Rows from a dataset:
-------

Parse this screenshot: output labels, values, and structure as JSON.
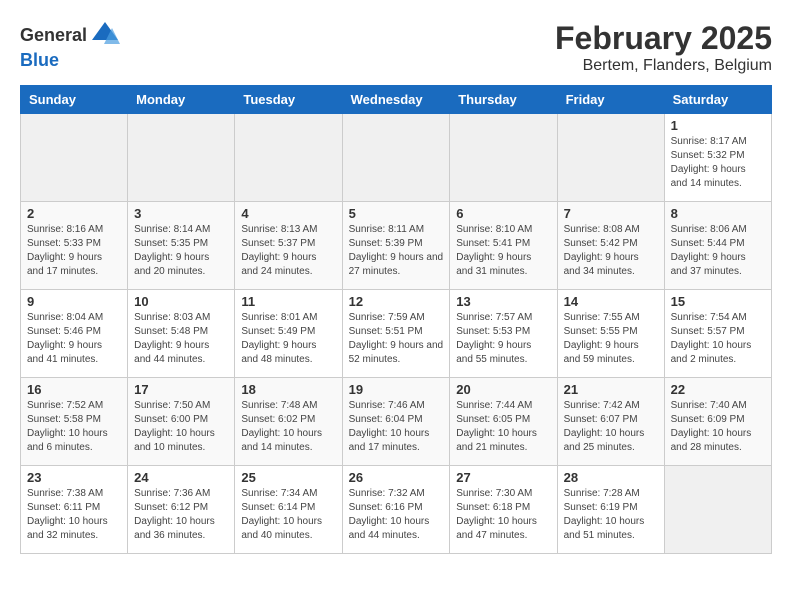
{
  "header": {
    "logo_general": "General",
    "logo_blue": "Blue",
    "title": "February 2025",
    "subtitle": "Bertem, Flanders, Belgium"
  },
  "columns": [
    "Sunday",
    "Monday",
    "Tuesday",
    "Wednesday",
    "Thursday",
    "Friday",
    "Saturday"
  ],
  "weeks": [
    {
      "days": [
        {
          "num": "",
          "info": ""
        },
        {
          "num": "",
          "info": ""
        },
        {
          "num": "",
          "info": ""
        },
        {
          "num": "",
          "info": ""
        },
        {
          "num": "",
          "info": ""
        },
        {
          "num": "",
          "info": ""
        },
        {
          "num": "1",
          "info": "Sunrise: 8:17 AM\nSunset: 5:32 PM\nDaylight: 9 hours and 14 minutes."
        }
      ]
    },
    {
      "days": [
        {
          "num": "2",
          "info": "Sunrise: 8:16 AM\nSunset: 5:33 PM\nDaylight: 9 hours and 17 minutes."
        },
        {
          "num": "3",
          "info": "Sunrise: 8:14 AM\nSunset: 5:35 PM\nDaylight: 9 hours and 20 minutes."
        },
        {
          "num": "4",
          "info": "Sunrise: 8:13 AM\nSunset: 5:37 PM\nDaylight: 9 hours and 24 minutes."
        },
        {
          "num": "5",
          "info": "Sunrise: 8:11 AM\nSunset: 5:39 PM\nDaylight: 9 hours and 27 minutes."
        },
        {
          "num": "6",
          "info": "Sunrise: 8:10 AM\nSunset: 5:41 PM\nDaylight: 9 hours and 31 minutes."
        },
        {
          "num": "7",
          "info": "Sunrise: 8:08 AM\nSunset: 5:42 PM\nDaylight: 9 hours and 34 minutes."
        },
        {
          "num": "8",
          "info": "Sunrise: 8:06 AM\nSunset: 5:44 PM\nDaylight: 9 hours and 37 minutes."
        }
      ]
    },
    {
      "days": [
        {
          "num": "9",
          "info": "Sunrise: 8:04 AM\nSunset: 5:46 PM\nDaylight: 9 hours and 41 minutes."
        },
        {
          "num": "10",
          "info": "Sunrise: 8:03 AM\nSunset: 5:48 PM\nDaylight: 9 hours and 44 minutes."
        },
        {
          "num": "11",
          "info": "Sunrise: 8:01 AM\nSunset: 5:49 PM\nDaylight: 9 hours and 48 minutes."
        },
        {
          "num": "12",
          "info": "Sunrise: 7:59 AM\nSunset: 5:51 PM\nDaylight: 9 hours and 52 minutes."
        },
        {
          "num": "13",
          "info": "Sunrise: 7:57 AM\nSunset: 5:53 PM\nDaylight: 9 hours and 55 minutes."
        },
        {
          "num": "14",
          "info": "Sunrise: 7:55 AM\nSunset: 5:55 PM\nDaylight: 9 hours and 59 minutes."
        },
        {
          "num": "15",
          "info": "Sunrise: 7:54 AM\nSunset: 5:57 PM\nDaylight: 10 hours and 2 minutes."
        }
      ]
    },
    {
      "days": [
        {
          "num": "16",
          "info": "Sunrise: 7:52 AM\nSunset: 5:58 PM\nDaylight: 10 hours and 6 minutes."
        },
        {
          "num": "17",
          "info": "Sunrise: 7:50 AM\nSunset: 6:00 PM\nDaylight: 10 hours and 10 minutes."
        },
        {
          "num": "18",
          "info": "Sunrise: 7:48 AM\nSunset: 6:02 PM\nDaylight: 10 hours and 14 minutes."
        },
        {
          "num": "19",
          "info": "Sunrise: 7:46 AM\nSunset: 6:04 PM\nDaylight: 10 hours and 17 minutes."
        },
        {
          "num": "20",
          "info": "Sunrise: 7:44 AM\nSunset: 6:05 PM\nDaylight: 10 hours and 21 minutes."
        },
        {
          "num": "21",
          "info": "Sunrise: 7:42 AM\nSunset: 6:07 PM\nDaylight: 10 hours and 25 minutes."
        },
        {
          "num": "22",
          "info": "Sunrise: 7:40 AM\nSunset: 6:09 PM\nDaylight: 10 hours and 28 minutes."
        }
      ]
    },
    {
      "days": [
        {
          "num": "23",
          "info": "Sunrise: 7:38 AM\nSunset: 6:11 PM\nDaylight: 10 hours and 32 minutes."
        },
        {
          "num": "24",
          "info": "Sunrise: 7:36 AM\nSunset: 6:12 PM\nDaylight: 10 hours and 36 minutes."
        },
        {
          "num": "25",
          "info": "Sunrise: 7:34 AM\nSunset: 6:14 PM\nDaylight: 10 hours and 40 minutes."
        },
        {
          "num": "26",
          "info": "Sunrise: 7:32 AM\nSunset: 6:16 PM\nDaylight: 10 hours and 44 minutes."
        },
        {
          "num": "27",
          "info": "Sunrise: 7:30 AM\nSunset: 6:18 PM\nDaylight: 10 hours and 47 minutes."
        },
        {
          "num": "28",
          "info": "Sunrise: 7:28 AM\nSunset: 6:19 PM\nDaylight: 10 hours and 51 minutes."
        },
        {
          "num": "",
          "info": ""
        }
      ]
    }
  ]
}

-------

§ Problem details
All the lines above are to be given again exactly as they read, with the pictures removed.

§ Result of this exercise
Parse this screenshot: output labels, values, and structure as JSON.
{
  "header": {
    "logo_general": "General",
    "logo_blue": "Blue",
    "title": "February 2025",
    "subtitle": "Bertem, Flanders, Belgium"
  },
  "columns": [
    "Sunday",
    "Monday",
    "Tuesday",
    "Wednesday",
    "Thursday",
    "Friday",
    "Saturday"
  ],
  "weeks": [
    {
      "days": [
        {
          "num": "",
          "info": ""
        },
        {
          "num": "",
          "info": ""
        },
        {
          "num": "",
          "info": ""
        },
        {
          "num": "",
          "info": ""
        },
        {
          "num": "",
          "info": ""
        },
        {
          "num": "",
          "info": ""
        },
        {
          "num": "1",
          "info": "Sunrise: 8:17 AM\nSunset: 5:32 PM\nDaylight: 9 hours and 14 minutes."
        }
      ]
    },
    {
      "days": [
        {
          "num": "2",
          "info": "Sunrise: 8:16 AM\nSunset: 5:33 PM\nDaylight: 9 hours and 17 minutes."
        },
        {
          "num": "3",
          "info": "Sunrise: 8:14 AM\nSunset: 5:35 PM\nDaylight: 9 hours and 20 minutes."
        },
        {
          "num": "4",
          "info": "Sunrise: 8:13 AM\nSunset: 5:37 PM\nDaylight: 9 hours and 24 minutes."
        },
        {
          "num": "5",
          "info": "Sunrise: 8:11 AM\nSunset: 5:39 PM\nDaylight: 9 hours and 27 minutes."
        },
        {
          "num": "6",
          "info": "Sunrise: 8:10 AM\nSunset: 5:41 PM\nDaylight: 9 hours and 31 minutes."
        },
        {
          "num": "7",
          "info": "Sunrise: 8:08 AM\nSunset: 5:42 PM\nDaylight: 9 hours and 34 minutes."
        },
        {
          "num": "8",
          "info": "Sunrise: 8:06 AM\nSunset: 5:44 PM\nDaylight: 9 hours and 37 minutes."
        }
      ]
    },
    {
      "days": [
        {
          "num": "9",
          "info": "Sunrise: 8:04 AM\nSunset: 5:46 PM\nDaylight: 9 hours and 41 minutes."
        },
        {
          "num": "10",
          "info": "Sunrise: 8:03 AM\nSunset: 5:48 PM\nDaylight: 9 hours and 44 minutes."
        },
        {
          "num": "11",
          "info": "Sunrise: 8:01 AM\nSunset: 5:49 PM\nDaylight: 9 hours and 48 minutes."
        },
        {
          "num": "12",
          "info": "Sunrise: 7:59 AM\nSunset: 5:51 PM\nDaylight: 9 hours and 52 minutes."
        },
        {
          "num": "13",
          "info": "Sunrise: 7:57 AM\nSunset: 5:53 PM\nDaylight: 9 hours and 55 minutes."
        },
        {
          "num": "14",
          "info": "Sunrise: 7:55 AM\nSunset: 5:55 PM\nDaylight: 9 hours and 59 minutes."
        },
        {
          "num": "15",
          "info": "Sunrise: 7:54 AM\nSunset: 5:57 PM\nDaylight: 10 hours and 2 minutes."
        }
      ]
    },
    {
      "days": [
        {
          "num": "16",
          "info": "Sunrise: 7:52 AM\nSunset: 5:58 PM\nDaylight: 10 hours and 6 minutes."
        },
        {
          "num": "17",
          "info": "Sunrise: 7:50 AM\nSunset: 6:00 PM\nDaylight: 10 hours and 10 minutes."
        },
        {
          "num": "18",
          "info": "Sunrise: 7:48 AM\nSunset: 6:02 PM\nDaylight: 10 hours and 14 minutes."
        },
        {
          "num": "19",
          "info": "Sunrise: 7:46 AM\nSunset: 6:04 PM\nDaylight: 10 hours and 17 minutes."
        },
        {
          "num": "20",
          "info": "Sunrise: 7:44 AM\nSunset: 6:05 PM\nDaylight: 10 hours and 21 minutes."
        },
        {
          "num": "21",
          "info": "Sunrise: 7:42 AM\nSunset: 6:07 PM\nDaylight: 10 hours and 25 minutes."
        },
        {
          "num": "22",
          "info": "Sunrise: 7:40 AM\nSunset: 6:09 PM\nDaylight: 10 hours and 28 minutes."
        }
      ]
    },
    {
      "days": [
        {
          "num": "23",
          "info": "Sunrise: 7:38 AM\nSunset: 6:11 PM\nDaylight: 10 hours and 32 minutes."
        },
        {
          "num": "24",
          "info": "Sunrise: 7:36 AM\nSunset: 6:12 PM\nDaylight: 10 hours and 36 minutes."
        },
        {
          "num": "25",
          "info": "Sunrise: 7:34 AM\nSunset: 6:14 PM\nDaylight: 10 hours and 40 minutes."
        },
        {
          "num": "26",
          "info": "Sunrise: 7:32 AM\nSunset: 6:16 PM\nDaylight: 10 hours and 44 minutes."
        },
        {
          "num": "27",
          "info": "Sunrise: 7:30 AM\nSunset: 6:18 PM\nDaylight: 10 hours and 47 minutes."
        },
        {
          "num": "28",
          "info": "Sunrise: 7:28 AM\nSunset: 6:19 PM\nDaylight: 10 hours and 51 minutes."
        },
        {
          "num": "",
          "info": ""
        }
      ]
    }
  ]
}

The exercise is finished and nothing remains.